- **DIRECTIVE**:
All of the entries must be reproduced exactly, with no images carried over.

- **MATERIALS PROVIDED**:
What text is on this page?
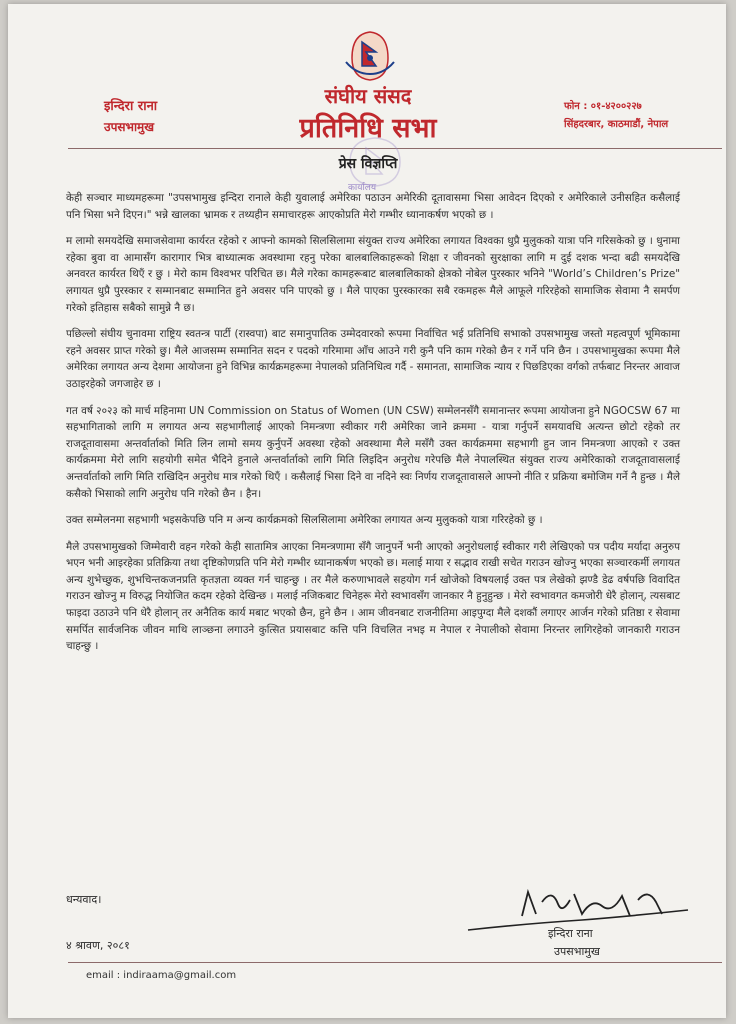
इन्दिरा राना
उपसभामुख
संघीय संसद
प्रतिनिधि सभा
फोन : ०१-४२००२२७
सिंहदरबार, काठमाडौं, नेपाल
प्रेस विज्ञप्ति
कार्यालय

केही सञ्चार माध्यमहरूमा "उपसभामुख इन्दिरा रानाले केही युवालाई अमेरिका पठाउन अमेरिकी दूतावासमा भिसा आवेदन दिएको र अमेरिकाले उनीसहित कसैलाई पनि भिसा भने दिएन।" भन्ने खालका भ्रामक र तथ्यहीन समाचारहरू आएकोप्रति मेरो गम्भीर ध्यानाकर्षण भएको छ ।

म लामो समयदेखि समाजसेवामा कार्यरत रहेको र आफ्नो कामको सिलसिलामा संयुक्त राज्य अमेरिका लगायत विश्वका धुप्रै मुलुकको यात्रा पनि गरिसकेको छु । धुनामा रहेका बुवा वा आमासँग कारागार भित्र बाध्यात्मक अवस्थामा रहनु परेका बालबालिकाहरूको शिक्षा र जीवनको सुरक्षाका लागि म दुई दशक भन्दा बढी समयदेखि अनवरत कार्यरत थिएँ र छु । मेरो काम विश्वभर परिचित छ। मैले गरेका कामहरूबाट बालबालिकाको क्षेत्रको नोबेल पुरस्कार भनिने "World’s Children’s Prize" लगायत धुप्रै पुरस्कार र सम्मानबाट सम्मानित हुने अवसर पनि पाएको छु । मैले पाएका पुरस्कारका सबै रकमहरू मैले आफूले गरिरहेको सामाजिक सेवामा नै समर्पण गरेको इतिहास सबैको सामुन्ने नै छ।

पछिल्लो संघीय चुनावमा राष्ट्रिय स्वतन्त्र पार्टी (रास्वपा) बाट समानुपातिक उम्मेदवारको रूपमा निर्वाचित भई प्रतिनिधि सभाको उपसभामुख जस्तो महत्वपूर्ण भूमिकामा रहने अवसर प्राप्त गरेको छु। मैले आजसम्म सम्मानित सदन र पदको गरिमामा आँच आउने गरी कुनै पनि काम गरेको छैन र गर्ने पनि छैन । उपसभामुखका रूपमा मैले अमेरिका लगायत अन्य देशमा आयोजना हुने विभिन्न कार्यक्रमहरूमा नेपालको प्रतिनिधित्व गर्दै - समानता, सामाजिक न्याय र पिछडिएका वर्गको तर्फबाट निरन्तर आवाज उठाइरहेको जगजाहेर छ ।

गत वर्ष २०२३ को मार्च महिनामा UN Commission on Status of Women (UN CSW) सम्मेलनसँगै समानान्तर रूपमा आयोजना हुने NGOCSW 67 मा सहभागिताको लागि म लगायत अन्य सहभागीलाई आएको निमन्त्रणा स्वीकार गरी अमेरिका जाने क्रममा - यात्रा गर्नुपर्ने समयावधि अत्यन्त छोटो रहेको तर राजदूतावासमा अन्तर्वार्ताको मिति लिन लामो समय कुर्नुपर्ने अवस्था रहेको अवस्थामा मैले मसँगै उक्त कार्यक्रममा सहभागी हुन जान निमन्त्रणा आएको र उक्त कार्यक्रममा मेरो लागि सहयोगी समेत भैदिने हुनाले अन्तर्वार्ताको लागि मिति लिइदिन अनुरोध गरेपछि मैले नेपालस्थित संयुक्त राज्य अमेरिकाको राजदूतावासलाई अन्तर्वार्ताको लागि मिति राखिदिन अनुरोध मात्र गरेको थिएँ । कसैलाई भिसा दिने वा नदिने स्वः निर्णय राजदूतावासले आफ्नो नीति र प्रक्रिया बमोजिम गर्ने नै हुन्छ । मैले कसैको भिसाको लागि अनुरोध पनि गरेको छैन । हैन।

उक्त सम्मेलनमा सहभागी भइसकेपछि पनि म अन्य कार्यक्रमको सिलसिलामा अमेरिका लगायत अन्य मुलुकको यात्रा गरिरहेको छु ।

मैले उपसभामुखको जिम्मेवारी वहन गरेको केही सातामित्र आएका निमन्त्रणामा सँगै जानुपर्ने भनी आएको अनुरोधलाई स्वीकार गरी लेखिएको पत्र पदीय मर्यादा अनुरुप भएन भनी आइरहेका प्रतिक्रिया तथा दृष्टिकोणप्रति पनि मेरो गम्भीर ध्यानाकर्षण भएको छ। मलाई माया र सद्भाव राखी सचेत गराउन खोज्नु भएका सञ्चारकर्मी लगायत अन्य शुभेच्छुक, शुभचिन्तकजनप्रति कृतज्ञता व्यक्त गर्न चाहन्छु । तर मैले करुणाभावले सहयोग गर्न खोजेको विषयलाई उक्त पत्र लेखेको झण्डै डेढ वर्षपछि विवादित गराउन खोज्नु म विरुद्ध नियोजित कदम रहेको देखिन्छ । मलाई नजिकबाट चिनेहरू मेरो स्वभावसँग जानकार नै हुनुहुन्छ । मेरो स्वभावगत कमजोरी धेरै होलान्, त्यसबाट फाइदा उठाउने पनि धेरै होलान् तर अनैतिक कार्य मबाट भएको छैन, हुने छैन । आम जीवनबाट राजनीतिमा आइपुग्दा मैले दशकौं लगाएर आर्जन गरेको प्रतिष्ठा र सेवामा समर्पित सार्वजनिक जीवन माथि लाञ्छना लगाउने कुत्सित प्रयासबाट कत्ति पनि विचलित नभइ म नेपाल र नेपालीको सेवामा निरन्तर लागिरहेको जानकारी गराउन चाहन्छु ।

धन्यवाद।
इन्दिरा राना
उपसभामुख
४ श्रावण, २०८१
email : indiraama@gmail.com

- **CORRECT OUTPUT**:
What text is on this page?
इन्दिरा राना
उपसभामुख
संघीय संसद
प्रतिनिधि सभा
फोन : ०१-४२००२२७
सिंहदरबार, काठमाडौं, नेपाल
प्रेस विज्ञप्ति
कार्यालय

केही सञ्चार माध्यमहरूमा "उपसभामुख इन्दिरा रानाले केही युवालाई अमेरिका पठाउन अमेरिकी दूतावासमा भिसा आवेदन दिएको र अमेरिकाले उनीसहित कसैलाई पनि भिसा भने दिएन।" भन्ने खालका भ्रामक र तथ्यहीन समाचारहरू आएकोप्रति मेरो गम्भीर ध्यानाकर्षण भएको छ ।

म लामो समयदेखि समाजसेवामा कार्यरत रहेको र आफ्नो कामको सिलसिलामा संयुक्त राज्य अमेरिका लगायत विश्वका धुप्रै मुलुकको यात्रा पनि गरिसकेको छु । धुनामा रहेका बुवा वा आमासँग कारागार भित्र बाध्यात्मक अवस्थामा रहनु परेका बालबालिकाहरूको शिक्षा र जीवनको सुरक्षाका लागि म दुई दशक भन्दा बढी समयदेखि अनवरत कार्यरत थिएँ र छु । मेरो काम विश्वभर परिचित छ। मैले गरेका कामहरूबाट बालबालिकाको क्षेत्रको नोबेल पुरस्कार भनिने "World’s Children’s Prize" लगायत धुप्रै पुरस्कार र सम्मानबाट सम्मानित हुने अवसर पनि पाएको छु । मैले पाएका पुरस्कारका सबै रकमहरू मैले आफूले गरिरहेको सामाजिक सेवामा नै समर्पण गरेको इतिहास सबैको सामुन्ने नै छ।

पछिल्लो संघीय चुनावमा राष्ट्रिय स्वतन्त्र पार्टी (रास्वपा) बाट समानुपातिक उम्मेदवारको रूपमा निर्वाचित भई प्रतिनिधि सभाको उपसभामुख जस्तो महत्वपूर्ण भूमिकामा रहने अवसर प्राप्त गरेको छु। मैले आजसम्म सम्मानित सदन र पदको गरिमामा आँच आउने गरी कुनै पनि काम गरेको छैन र गर्ने पनि छैन । उपसभामुखका रूपमा मैले अमेरिका लगायत अन्य देशमा आयोजना हुने विभिन्न कार्यक्रमहरूमा नेपालको प्रतिनिधित्व गर्दै - समानता, सामाजिक न्याय र पिछडिएका वर्गको तर्फबाट निरन्तर आवाज उठाइरहेको जगजाहेर छ ।

गत वर्ष २०२३ को मार्च महिनामा UN Commission on Status of Women (UN CSW) सम्मेलनसँगै समानान्तर रूपमा आयोजना हुने NGOCSW 67 मा सहभागिताको लागि म लगायत अन्य सहभागीलाई आएको निमन्त्रणा स्वीकार गरी अमेरिका जाने क्रममा - यात्रा गर्नुपर्ने समयावधि अत्यन्त छोटो रहेको तर राजदूतावासमा अन्तर्वार्ताको मिति लिन लामो समय कुर्नुपर्ने अवस्था रहेको अवस्थामा मैले मसँगै उक्त कार्यक्रममा सहभागी हुन जान निमन्त्रणा आएको र उक्त कार्यक्रममा मेरो लागि सहयोगी समेत भैदिने हुनाले अन्तर्वार्ताको लागि मिति लिइदिन अनुरोध गरेपछि मैले नेपालस्थित संयुक्त राज्य अमेरिकाको राजदूतावासलाई अन्तर्वार्ताको लागि मिति राखिदिन अनुरोध मात्र गरेको थिएँ । कसैलाई भिसा दिने वा नदिने स्वः निर्णय राजदूतावासले आफ्नो नीति र प्रक्रिया बमोजिम गर्ने नै हुन्छ । मैले कसैको भिसाको लागि अनुरोध पनि गरेको छैन । हैन।

उक्त सम्मेलनमा सहभागी भइसकेपछि पनि म अन्य कार्यक्रमको सिलसिलामा अमेरिका लगायत अन्य मुलुकको यात्रा गरिरहेको छु ।

मैले उपसभामुखको जिम्मेवारी वहन गरेको केही सातामित्र आएका निमन्त्रणामा सँगै जानुपर्ने भनी आएको अनुरोधलाई स्वीकार गरी लेखिएको पत्र पदीय मर्यादा अनुरुप भएन भनी आइरहेका प्रतिक्रिया तथा दृष्टिकोणप्रति पनि मेरो गम्भीर ध्यानाकर्षण भएको छ। मलाई माया र सद्भाव राखी सचेत गराउन खोज्नु भएका सञ्चारकर्मी लगायत अन्य शुभेच्छुक, शुभचिन्तकजनप्रति कृतज्ञता व्यक्त गर्न चाहन्छु । तर मैले करुणाभावले सहयोग गर्न खोजेको विषयलाई उक्त पत्र लेखेको झण्डै डेढ वर्षपछि विवादित गराउन खोज्नु म विरुद्ध नियोजित कदम रहेको देखिन्छ । मलाई नजिकबाट चिनेहरू मेरो स्वभावसँग जानकार नै हुनुहुन्छ । मेरो स्वभावगत कमजोरी धेरै होलान्, त्यसबाट फाइदा उठाउने पनि धेरै होलान् तर अनैतिक कार्य मबाट भएको छैन, हुने छैन । आम जीवनबाट राजनीतिमा आइपुग्दा मैले दशकौं लगाएर आर्जन गरेको प्रतिष्ठा र सेवामा समर्पित सार्वजनिक जीवन माथि लाञ्छना लगाउने कुत्सित प्रयासबाट कत्ति पनि विचलित नभइ म नेपाल र नेपालीको सेवामा निरन्तर लागिरहेको जानकारी गराउन चाहन्छु ।

धन्यवाद।
इन्दिरा राना
उपसभामुख
४ श्रावण, २०८१
email : indiraama@gmail.com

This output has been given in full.